■ **EXERCISE BRIEF**
Copy out every line of the records where the string "ONLINE" occurs.

■ **RECORDS TO PROCESS**

====

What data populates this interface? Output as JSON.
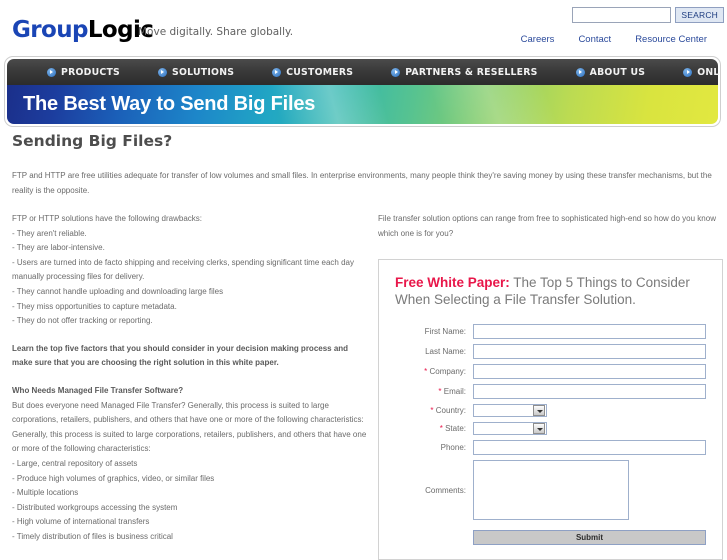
{
  "header": {
    "logo": {
      "part1": "Group",
      "part2": "Logic"
    },
    "tagline": "Move digitally. Share globally.",
    "search": {
      "value": "",
      "placeholder": "",
      "button_label": "SEARCH"
    },
    "top_links": [
      {
        "label": "Careers"
      },
      {
        "label": "Contact"
      },
      {
        "label": "Resource Center"
      }
    ]
  },
  "nav": {
    "items": [
      {
        "label": "PRODUCTS",
        "icon": "play-circle-icon"
      },
      {
        "label": "SOLUTIONS",
        "icon": "play-circle-icon"
      },
      {
        "label": "CUSTOMERS",
        "icon": "play-circle-icon"
      },
      {
        "label": "PARTNERS & RESELLERS",
        "icon": "play-circle-icon"
      },
      {
        "label": "ABOUT US",
        "icon": "play-circle-icon"
      },
      {
        "label": "ONLINE STORE",
        "icon": "play-circle-icon"
      }
    ]
  },
  "banner": {
    "title": "The Best Way to Send Big Files"
  },
  "main": {
    "page_title": "Sending Big Files?",
    "intro": "FTP and HTTP are free utilities adequate for transfer of low volumes and small files. In enterprise environments, many people think they're saving money by using these transfer mechanisms, but the reality is the opposite.",
    "left": {
      "drawbacks_intro": "FTP or HTTP solutions have the following drawbacks:",
      "drawbacks": [
        "- They aren't reliable.",
        "- They are labor-intensive.",
        "- Users are turned into de facto shipping and receiving clerks, spending significant time each day manually processing files for delivery.",
        "- They cannot handle uploading and downloading large files",
        "- They miss opportunities to capture metadata.",
        "- They do not offer tracking or reporting."
      ],
      "learn_more": "Learn the top five factors that you should consider in your decision making process and make sure that you are choosing the right solution in this white paper.",
      "subhead": "Who Needs Managed File Transfer Software?",
      "para1": "But does everyone need Managed File Transfer? Generally, this process is suited to large corporations, retailers, publishers, and others that have one or more of the following characteristics:",
      "para2": "Generally, this process is suited to large corporations, retailers, publishers, and others that have one or more of the following characteristics:",
      "characteristics": [
        "- Large, central repository of assets",
        "- Produce high volumes of graphics, video, or similar files",
        "- Multiple locations",
        "- Distributed workgroups accessing the system",
        "- High volume of international transfers",
        "- Timely distribution of files is business critical"
      ]
    },
    "right": {
      "intro": "File transfer solution options can range from free to sophisticated high-end so how do you know which one is for you?"
    }
  },
  "form": {
    "headline_highlight": "Free White Paper:",
    "headline_rest": " The Top 5 Things to Consider When Selecting a File Transfer Solution.",
    "fields": [
      {
        "label": "First Name:",
        "required": false,
        "type": "text",
        "value": ""
      },
      {
        "label": "Last Name:",
        "required": false,
        "type": "text",
        "value": ""
      },
      {
        "label": "Company:",
        "required": true,
        "type": "text",
        "value": ""
      },
      {
        "label": "Email:",
        "required": true,
        "type": "text",
        "value": ""
      },
      {
        "label": "Country:",
        "required": true,
        "type": "select",
        "value": ""
      },
      {
        "label": "State:",
        "required": true,
        "type": "select",
        "value": ""
      },
      {
        "label": "Phone:",
        "required": false,
        "type": "text",
        "value": ""
      }
    ],
    "comments_label": "Comments:",
    "comments_value": "",
    "submit_label": "Submit",
    "accent_color": "#e8174a"
  }
}
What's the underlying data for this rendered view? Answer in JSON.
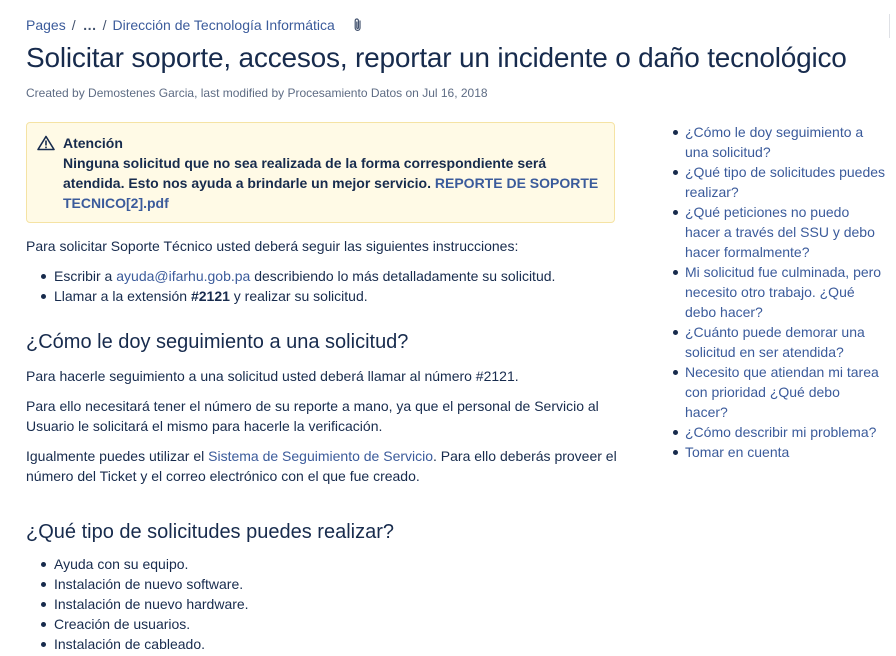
{
  "breadcrumb": {
    "pages": "Pages",
    "sep1": "/",
    "ellipsis": "…",
    "sep2": "/",
    "parent": "Dirección de Tecnología Informática"
  },
  "title": "Solicitar soporte, accesos, reportar un incidente o daño tecnológico",
  "byline": "Created by Demostenes Garcia, last modified by Procesamiento Datos on Jul 16, 2018",
  "warning": {
    "title": "Atención",
    "text": "Ninguna solicitud que no sea realizada de la forma correspondiente será atendida. Esto nos ayuda a brindarle un mejor servicio.",
    "link": "REPORTE DE SOPORTE TECNICO[2].pdf"
  },
  "intro": "Para solicitar Soporte Técnico usted deberá seguir las siguientes instrucciones:",
  "instructions": {
    "email_prefix": "Escribir a",
    "email": "ayuda@ifarhu.gob.pa",
    "email_suffix": "describiendo lo más detalladamente su solicitud.",
    "ext_prefix": "Llamar a la extensión",
    "ext": "#2121",
    "ext_suffix": "y realizar su solicitud."
  },
  "section1": {
    "heading": "¿Cómo le doy seguimiento a una solicitud?",
    "p1": "Para hacerle seguimiento a una solicitud usted deberá llamar al número #2121.",
    "p2": "Para ello necesitará tener el número de su reporte a mano, ya que el personal de Servicio al Usuario le solicitará el mismo para hacerle la verificación.",
    "p3_prefix": "Igualmente puedes utilizar el",
    "p3_link": "Sistema de Seguimiento de Servicio",
    "p3_suffix": ". Para ello deberás proveer el número del Ticket y el correo electrónico con el que fue creado."
  },
  "section2": {
    "heading": "¿Qué tipo de solicitudes puedes realizar?",
    "items": [
      "Ayuda con su equipo.",
      "Instalación de nuevo software.",
      "Instalación de nuevo hardware.",
      "Creación de usuarios.",
      "Instalación de cableado."
    ]
  },
  "toc": [
    "¿Cómo le doy seguimiento a una solicitud?",
    "¿Qué tipo de solicitudes puedes realizar?",
    "¿Qué peticiones no puedo hacer a través del SSU y debo hacer formalmente?",
    "Mi solicitud fue culminada, pero necesito otro trabajo. ¿Qué debo hacer?",
    "¿Cuánto puede demorar una solicitud en ser atendida?",
    "Necesito que atiendan mi tarea con prioridad ¿Qué debo hacer?",
    "¿Cómo describir mi problema?",
    "Tomar en cuenta"
  ],
  "icons": {
    "attachment": "paperclip-icon",
    "warning": "warning-triangle-icon"
  },
  "colors": {
    "link": "#3b5b9b",
    "text": "#172b4d",
    "warning_bg": "#fffae6",
    "warning_border": "#f5e3a4"
  }
}
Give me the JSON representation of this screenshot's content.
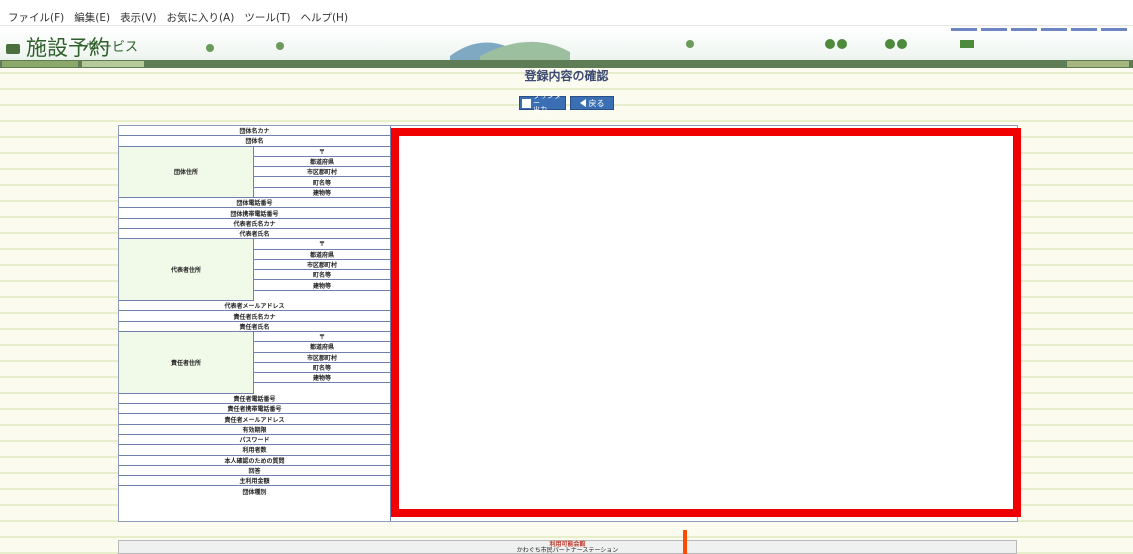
{
  "menu": [
    "ファイル(F)",
    "編集(E)",
    "表示(V)",
    "お気に入り(A)",
    "ツール(T)",
    "ヘルプ(H)"
  ],
  "banner": {
    "logo_main": "施設予約",
    "logo_sub": "サービス"
  },
  "page": {
    "title": "登録内容の確認"
  },
  "buttons": {
    "print": "プリンター\n出力",
    "back": "戻る"
  },
  "form": {
    "fields_top": [
      "団体名カナ",
      "団体名"
    ],
    "org_address": {
      "group": "団体住所",
      "parts": [
        "〒",
        "都道府県",
        "市区郡町村",
        "町名等",
        "建物等"
      ]
    },
    "fields_mid1": [
      "団体電話番号",
      "団体携帯電話番号",
      "代表者氏名カナ",
      "代表者氏名"
    ],
    "rep_address": {
      "group": "代表者住所",
      "parts": [
        "〒",
        "都道府県",
        "市区郡町村",
        "町名等",
        "建物等"
      ]
    },
    "fields_mid2": [
      "代表者メールアドレス",
      "責任者氏名カナ",
      "責任者氏名"
    ],
    "resp_address": {
      "group": "責任者住所",
      "parts": [
        "〒",
        "都道府県",
        "市区郡町村",
        "町名等",
        "建物等"
      ]
    },
    "fields_bottom": [
      "責任者電話番号",
      "責任者携帯電話番号",
      "責任者メールアドレス",
      "有効期限",
      "パスワード",
      "利用者数",
      "本人確認のための質問",
      "回答",
      "主利用金額",
      "団体種別"
    ]
  },
  "footer": {
    "line1": "利用可能会館",
    "line2": "かわぐち市民パートナーステーション"
  },
  "colors": {
    "highlight": "#f00000",
    "accent": "#3b6fb3",
    "title": "#3e4a74"
  }
}
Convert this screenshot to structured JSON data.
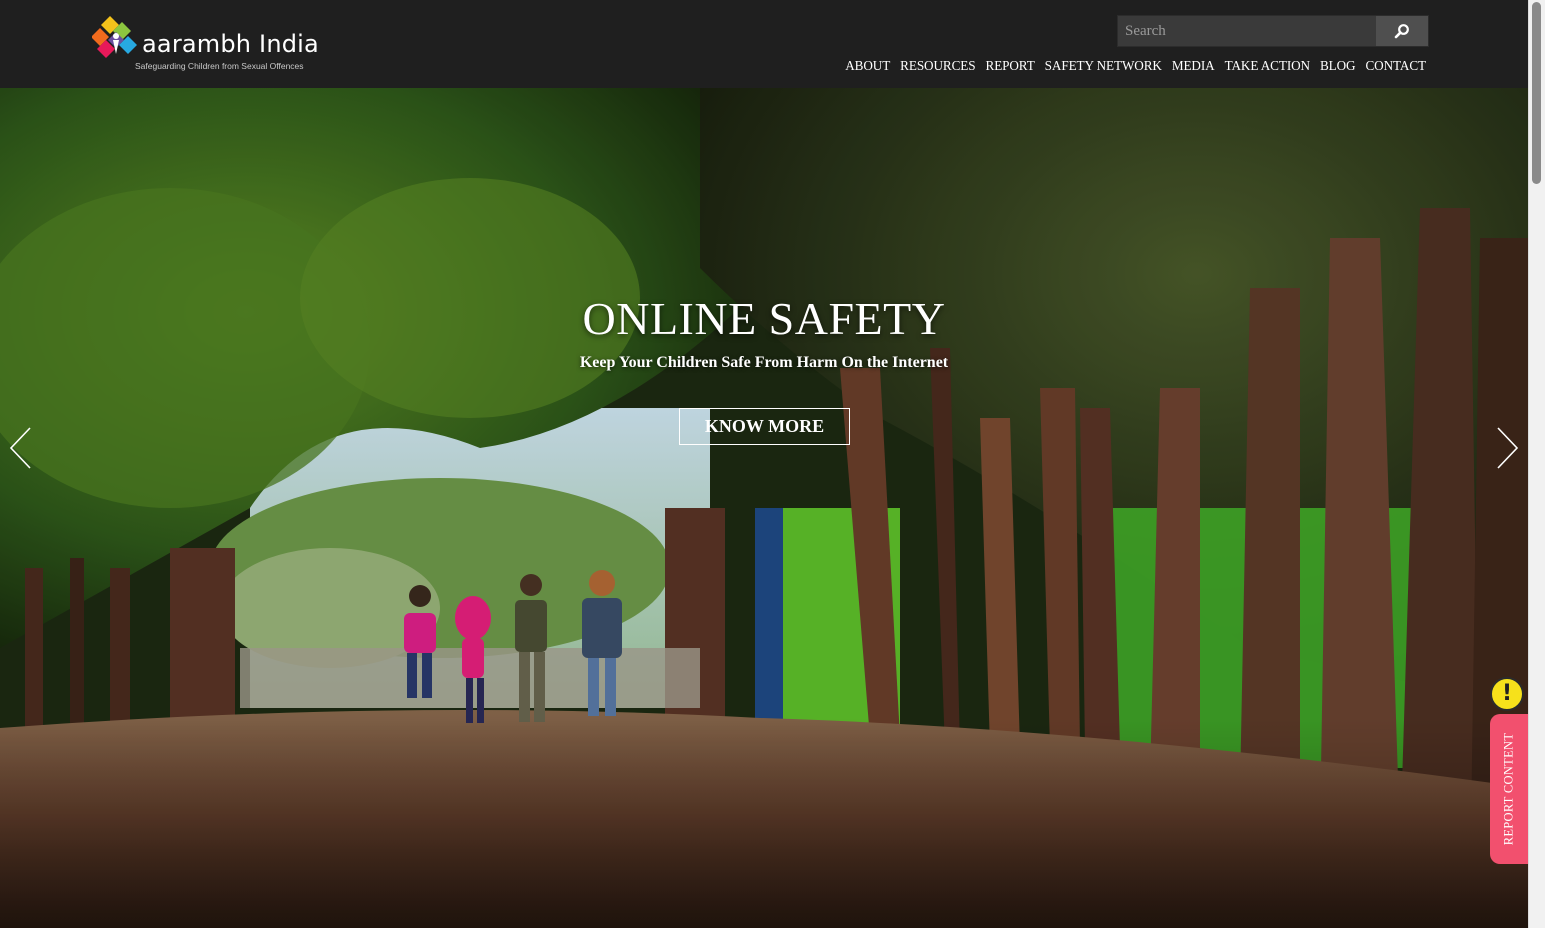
{
  "header": {
    "logo_name": "aarambh India",
    "logo_tagline": "Safeguarding Children from Sexual Offences",
    "search_placeholder": "Search",
    "nav": [
      "ABOUT",
      "RESOURCES",
      "REPORT",
      "SAFETY NETWORK",
      "MEDIA",
      "TAKE ACTION",
      "BLOG",
      "CONTACT"
    ]
  },
  "hero": {
    "title": "ONLINE SAFETY",
    "subtitle": "Keep Your Children Safe From Harm On the Internet",
    "button": "KNOW MORE"
  },
  "report_widget": {
    "label": "REPORT CONTENT",
    "alert_symbol": "!"
  },
  "colors": {
    "header_bg": "#1f1f1f",
    "report_tab": "#f2506e",
    "alert_badge": "#f6e11b"
  },
  "icons": [
    "search-icon",
    "chevron-left-icon",
    "chevron-right-icon",
    "alert-icon",
    "logo-mark-icon"
  ]
}
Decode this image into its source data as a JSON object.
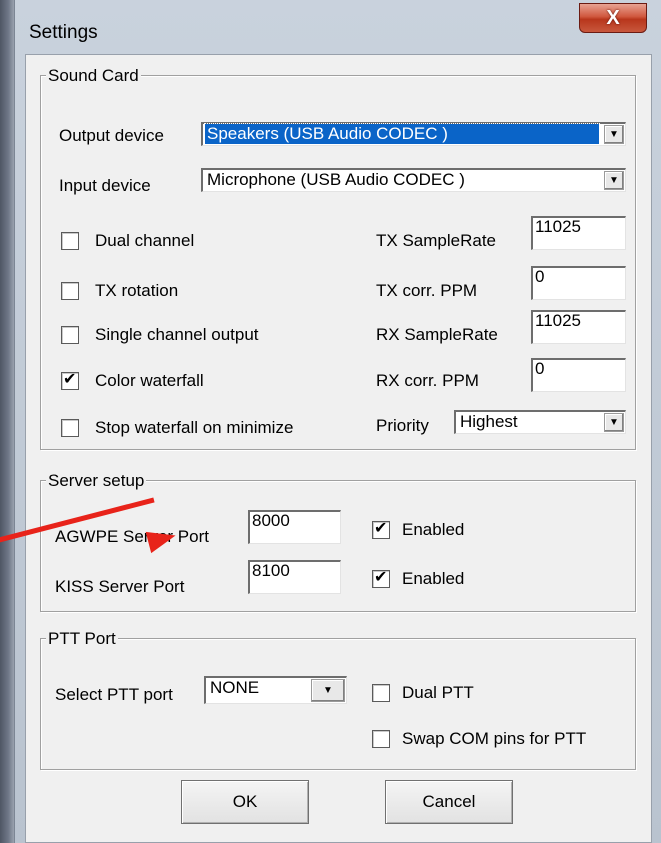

====

■ **REPLY TO THE TASK**
        "label": "ONLINE STORE",
    "title": "ONLINE SAFETY",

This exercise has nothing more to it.